*INSTRUCTIONS TO FOLLOW*:
Return every record below exactly as written, omitting any pictures.

*DATA TO PROCESS*:
────
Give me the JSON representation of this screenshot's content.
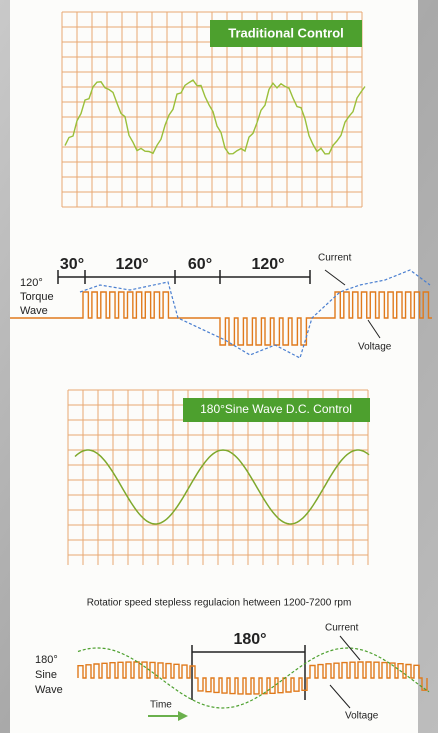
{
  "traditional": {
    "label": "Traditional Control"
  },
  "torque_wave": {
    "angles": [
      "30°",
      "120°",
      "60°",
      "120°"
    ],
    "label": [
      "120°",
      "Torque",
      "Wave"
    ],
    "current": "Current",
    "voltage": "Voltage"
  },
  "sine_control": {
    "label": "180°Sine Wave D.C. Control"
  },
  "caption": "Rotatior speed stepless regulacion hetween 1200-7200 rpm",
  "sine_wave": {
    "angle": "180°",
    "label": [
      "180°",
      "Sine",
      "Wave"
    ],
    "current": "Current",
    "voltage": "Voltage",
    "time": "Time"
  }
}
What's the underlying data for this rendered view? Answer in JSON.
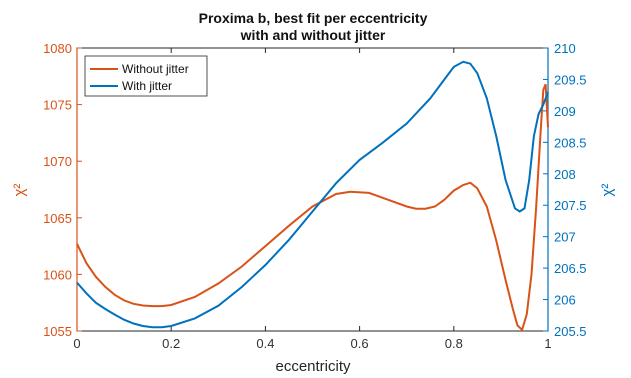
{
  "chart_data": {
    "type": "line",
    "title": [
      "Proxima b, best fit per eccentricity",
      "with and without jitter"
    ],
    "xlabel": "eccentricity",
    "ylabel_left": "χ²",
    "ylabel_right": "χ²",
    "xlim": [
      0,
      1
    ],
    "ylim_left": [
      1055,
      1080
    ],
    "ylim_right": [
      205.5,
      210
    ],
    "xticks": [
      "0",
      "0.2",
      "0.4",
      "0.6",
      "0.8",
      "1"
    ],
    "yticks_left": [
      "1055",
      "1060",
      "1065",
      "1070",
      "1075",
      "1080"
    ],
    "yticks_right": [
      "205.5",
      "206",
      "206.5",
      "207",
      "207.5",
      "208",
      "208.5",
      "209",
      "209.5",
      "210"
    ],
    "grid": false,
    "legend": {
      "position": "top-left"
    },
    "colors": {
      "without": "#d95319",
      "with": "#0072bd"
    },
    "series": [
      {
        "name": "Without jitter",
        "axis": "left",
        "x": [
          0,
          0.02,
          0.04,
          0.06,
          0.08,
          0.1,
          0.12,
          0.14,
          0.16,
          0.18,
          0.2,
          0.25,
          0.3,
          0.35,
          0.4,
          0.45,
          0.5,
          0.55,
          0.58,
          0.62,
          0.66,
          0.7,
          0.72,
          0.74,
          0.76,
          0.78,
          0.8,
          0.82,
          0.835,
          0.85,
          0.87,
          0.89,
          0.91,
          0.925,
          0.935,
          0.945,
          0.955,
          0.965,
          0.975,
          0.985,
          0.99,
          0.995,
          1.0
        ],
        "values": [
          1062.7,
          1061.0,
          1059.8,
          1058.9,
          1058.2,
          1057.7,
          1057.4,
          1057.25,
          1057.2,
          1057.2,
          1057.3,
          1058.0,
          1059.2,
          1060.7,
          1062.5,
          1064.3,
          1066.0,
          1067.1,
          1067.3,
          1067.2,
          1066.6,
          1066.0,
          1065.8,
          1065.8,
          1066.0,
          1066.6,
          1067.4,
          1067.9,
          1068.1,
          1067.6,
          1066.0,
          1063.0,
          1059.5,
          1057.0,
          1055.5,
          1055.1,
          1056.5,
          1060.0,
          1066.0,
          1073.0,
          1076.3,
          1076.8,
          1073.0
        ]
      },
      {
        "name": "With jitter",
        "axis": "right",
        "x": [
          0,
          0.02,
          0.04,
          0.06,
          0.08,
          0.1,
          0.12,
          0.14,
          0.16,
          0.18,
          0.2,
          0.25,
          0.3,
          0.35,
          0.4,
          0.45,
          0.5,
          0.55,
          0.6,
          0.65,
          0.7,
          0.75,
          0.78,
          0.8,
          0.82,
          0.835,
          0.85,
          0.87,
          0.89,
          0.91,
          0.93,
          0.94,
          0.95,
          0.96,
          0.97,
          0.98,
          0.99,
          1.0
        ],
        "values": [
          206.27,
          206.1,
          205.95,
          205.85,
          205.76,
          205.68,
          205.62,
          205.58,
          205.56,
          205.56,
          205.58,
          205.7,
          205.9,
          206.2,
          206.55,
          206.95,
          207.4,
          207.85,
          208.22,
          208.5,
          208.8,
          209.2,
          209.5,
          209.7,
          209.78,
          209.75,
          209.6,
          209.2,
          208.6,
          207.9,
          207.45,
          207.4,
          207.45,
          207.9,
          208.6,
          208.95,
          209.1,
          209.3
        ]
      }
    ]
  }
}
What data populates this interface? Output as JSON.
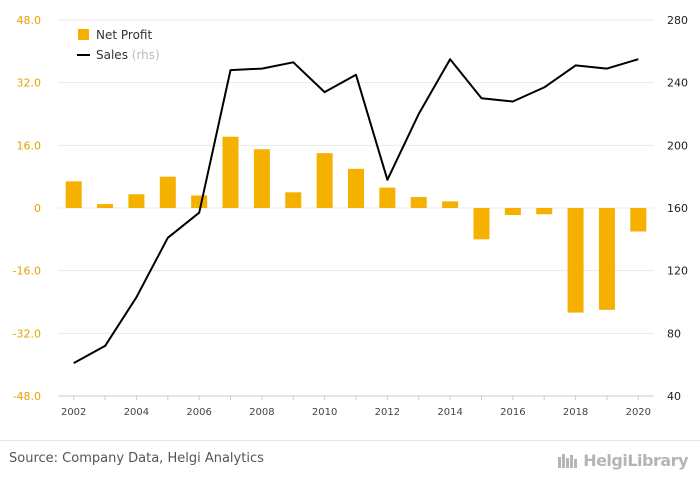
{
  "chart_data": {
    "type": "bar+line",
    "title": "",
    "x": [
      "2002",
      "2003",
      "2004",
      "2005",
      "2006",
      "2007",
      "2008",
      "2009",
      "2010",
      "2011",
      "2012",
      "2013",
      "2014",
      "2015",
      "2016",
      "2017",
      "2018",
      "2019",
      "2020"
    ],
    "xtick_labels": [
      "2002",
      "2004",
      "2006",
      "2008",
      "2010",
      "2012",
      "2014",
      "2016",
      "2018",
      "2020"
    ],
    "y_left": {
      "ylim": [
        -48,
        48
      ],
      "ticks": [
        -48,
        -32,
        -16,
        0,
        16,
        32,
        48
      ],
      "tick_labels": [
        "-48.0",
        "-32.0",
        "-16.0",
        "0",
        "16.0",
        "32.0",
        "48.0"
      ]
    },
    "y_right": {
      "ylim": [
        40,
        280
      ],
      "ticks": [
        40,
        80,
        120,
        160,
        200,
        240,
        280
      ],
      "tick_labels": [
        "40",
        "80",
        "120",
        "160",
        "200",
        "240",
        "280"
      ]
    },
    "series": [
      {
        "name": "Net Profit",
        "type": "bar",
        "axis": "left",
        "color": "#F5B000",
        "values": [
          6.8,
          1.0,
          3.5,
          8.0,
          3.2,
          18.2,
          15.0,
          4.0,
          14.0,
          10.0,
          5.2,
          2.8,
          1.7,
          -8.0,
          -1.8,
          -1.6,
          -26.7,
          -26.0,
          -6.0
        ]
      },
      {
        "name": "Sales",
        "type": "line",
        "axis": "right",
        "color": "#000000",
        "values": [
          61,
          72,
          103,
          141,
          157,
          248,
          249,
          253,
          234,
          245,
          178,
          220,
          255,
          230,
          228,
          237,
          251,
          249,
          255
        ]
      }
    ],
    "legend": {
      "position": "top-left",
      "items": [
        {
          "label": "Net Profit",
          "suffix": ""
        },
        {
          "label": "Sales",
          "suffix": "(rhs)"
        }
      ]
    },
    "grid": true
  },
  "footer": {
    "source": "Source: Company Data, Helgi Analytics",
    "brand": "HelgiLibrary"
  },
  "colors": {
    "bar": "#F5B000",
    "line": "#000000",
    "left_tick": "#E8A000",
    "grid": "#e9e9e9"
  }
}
────
*SOLUTION*:
Give me the JSON representation of this screenshot's content.
{
  "traditional": {
    "label": "Traditional Control"
  },
  "torque_wave": {
    "angles": [
      "30°",
      "120°",
      "60°",
      "120°"
    ],
    "label": [
      "120°",
      "Torque",
      "Wave"
    ],
    "current": "Current",
    "voltage": "Voltage"
  },
  "sine_control": {
    "label": "180°Sine Wave D.C. Control"
  },
  "caption": "Rotatior speed stepless regulacion hetween 1200-7200 rpm",
  "sine_wave": {
    "angle": "180°",
    "label": [
      "180°",
      "Sine",
      "Wave"
    ],
    "current": "Current",
    "voltage": "Voltage",
    "time": "Time"
  }
}
What's the underlying data for this rendered view? Answer in JSON.
{
  "chart_data": {
    "type": "line",
    "title": [
      "Proxima b, best fit per eccentricity",
      "with and without jitter"
    ],
    "xlabel": "eccentricity",
    "ylabel_left": "χ²",
    "ylabel_right": "χ²",
    "xlim": [
      0,
      1
    ],
    "ylim_left": [
      1055,
      1080
    ],
    "ylim_right": [
      205.5,
      210
    ],
    "xticks": [
      "0",
      "0.2",
      "0.4",
      "0.6",
      "0.8",
      "1"
    ],
    "yticks_left": [
      "1055",
      "1060",
      "1065",
      "1070",
      "1075",
      "1080"
    ],
    "yticks_right": [
      "205.5",
      "206",
      "206.5",
      "207",
      "207.5",
      "208",
      "208.5",
      "209",
      "209.5",
      "210"
    ],
    "grid": false,
    "legend": {
      "position": "top-left"
    },
    "colors": {
      "without": "#d95319",
      "with": "#0072bd"
    },
    "series": [
      {
        "name": "Without jitter",
        "axis": "left",
        "x": [
          0,
          0.02,
          0.04,
          0.06,
          0.08,
          0.1,
          0.12,
          0.14,
          0.16,
          0.18,
          0.2,
          0.25,
          0.3,
          0.35,
          0.4,
          0.45,
          0.5,
          0.55,
          0.58,
          0.62,
          0.66,
          0.7,
          0.72,
          0.74,
          0.76,
          0.78,
          0.8,
          0.82,
          0.835,
          0.85,
          0.87,
          0.89,
          0.91,
          0.925,
          0.935,
          0.945,
          0.955,
          0.965,
          0.975,
          0.985,
          0.99,
          0.995,
          1.0
        ],
        "values": [
          1062.7,
          1061.0,
          1059.8,
          1058.9,
          1058.2,
          1057.7,
          1057.4,
          1057.25,
          1057.2,
          1057.2,
          1057.3,
          1058.0,
          1059.2,
          1060.7,
          1062.5,
          1064.3,
          1066.0,
          1067.1,
          1067.3,
          1067.2,
          1066.6,
          1066.0,
          1065.8,
          1065.8,
          1066.0,
          1066.6,
          1067.4,
          1067.9,
          1068.1,
          1067.6,
          1066.0,
          1063.0,
          1059.5,
          1057.0,
          1055.5,
          1055.1,
          1056.5,
          1060.0,
          1066.0,
          1073.0,
          1076.3,
          1076.8,
          1073.0
        ]
      },
      {
        "name": "With jitter",
        "axis": "right",
        "x": [
          0,
          0.02,
          0.04,
          0.06,
          0.08,
          0.1,
          0.12,
          0.14,
          0.16,
          0.18,
          0.2,
          0.25,
          0.3,
          0.35,
          0.4,
          0.45,
          0.5,
          0.55,
          0.6,
          0.65,
          0.7,
          0.75,
          0.78,
          0.8,
          0.82,
          0.835,
          0.85,
          0.87,
          0.89,
          0.91,
          0.93,
          0.94,
          0.95,
          0.96,
          0.97,
          0.98,
          0.99,
          1.0
        ],
        "values": [
          206.27,
          206.1,
          205.95,
          205.85,
          205.76,
          205.68,
          205.62,
          205.58,
          205.56,
          205.56,
          205.58,
          205.7,
          205.9,
          206.2,
          206.55,
          206.95,
          207.4,
          207.85,
          208.22,
          208.5,
          208.8,
          209.2,
          209.5,
          209.7,
          209.78,
          209.75,
          209.6,
          209.2,
          208.6,
          207.9,
          207.45,
          207.4,
          207.45,
          207.9,
          208.6,
          208.95,
          209.1,
          209.3
        ]
      }
    ]
  }
}
What data populates this interface? Output as JSON.
{
  "chart_data": {
    "type": "bar+line",
    "title": "",
    "x": [
      "2002",
      "2003",
      "2004",
      "2005",
      "2006",
      "2007",
      "2008",
      "2009",
      "2010",
      "2011",
      "2012",
      "2013",
      "2014",
      "2015",
      "2016",
      "2017",
      "2018",
      "2019",
      "2020"
    ],
    "xtick_labels": [
      "2002",
      "2004",
      "2006",
      "2008",
      "2010",
      "2012",
      "2014",
      "2016",
      "2018",
      "2020"
    ],
    "y_left": {
      "ylim": [
        -48,
        48
      ],
      "ticks": [
        -48,
        -32,
        -16,
        0,
        16,
        32,
        48
      ],
      "tick_labels": [
        "-48.0",
        "-32.0",
        "-16.0",
        "0",
        "16.0",
        "32.0",
        "48.0"
      ]
    },
    "y_right": {
      "ylim": [
        40,
        280
      ],
      "ticks": [
        40,
        80,
        120,
        160,
        200,
        240,
        280
      ],
      "tick_labels": [
        "40",
        "80",
        "120",
        "160",
        "200",
        "240",
        "280"
      ]
    },
    "series": [
      {
        "name": "Net Profit",
        "type": "bar",
        "axis": "left",
        "color": "#F5B000",
        "values": [
          6.8,
          1.0,
          3.5,
          8.0,
          3.2,
          18.2,
          15.0,
          4.0,
          14.0,
          10.0,
          5.2,
          2.8,
          1.7,
          -8.0,
          -1.8,
          -1.6,
          -26.7,
          -26.0,
          -6.0
        ]
      },
      {
        "name": "Sales",
        "type": "line",
        "axis": "right",
        "color": "#000000",
        "values": [
          61,
          72,
          103,
          141,
          157,
          248,
          249,
          253,
          234,
          245,
          178,
          220,
          255,
          230,
          228,
          237,
          251,
          249,
          255
        ]
      }
    ],
    "legend": {
      "position": "top-left",
      "items": [
        {
          "label": "Net Profit",
          "suffix": ""
        },
        {
          "label": "Sales",
          "suffix": "(rhs)"
        }
      ]
    },
    "grid": true
  },
  "footer": {
    "source": "Source: Company Data, Helgi Analytics",
    "brand": "HelgiLibrary"
  },
  "colors": {
    "bar": "#F5B000",
    "line": "#000000",
    "left_tick": "#E8A000",
    "grid": "#e9e9e9"
  }
}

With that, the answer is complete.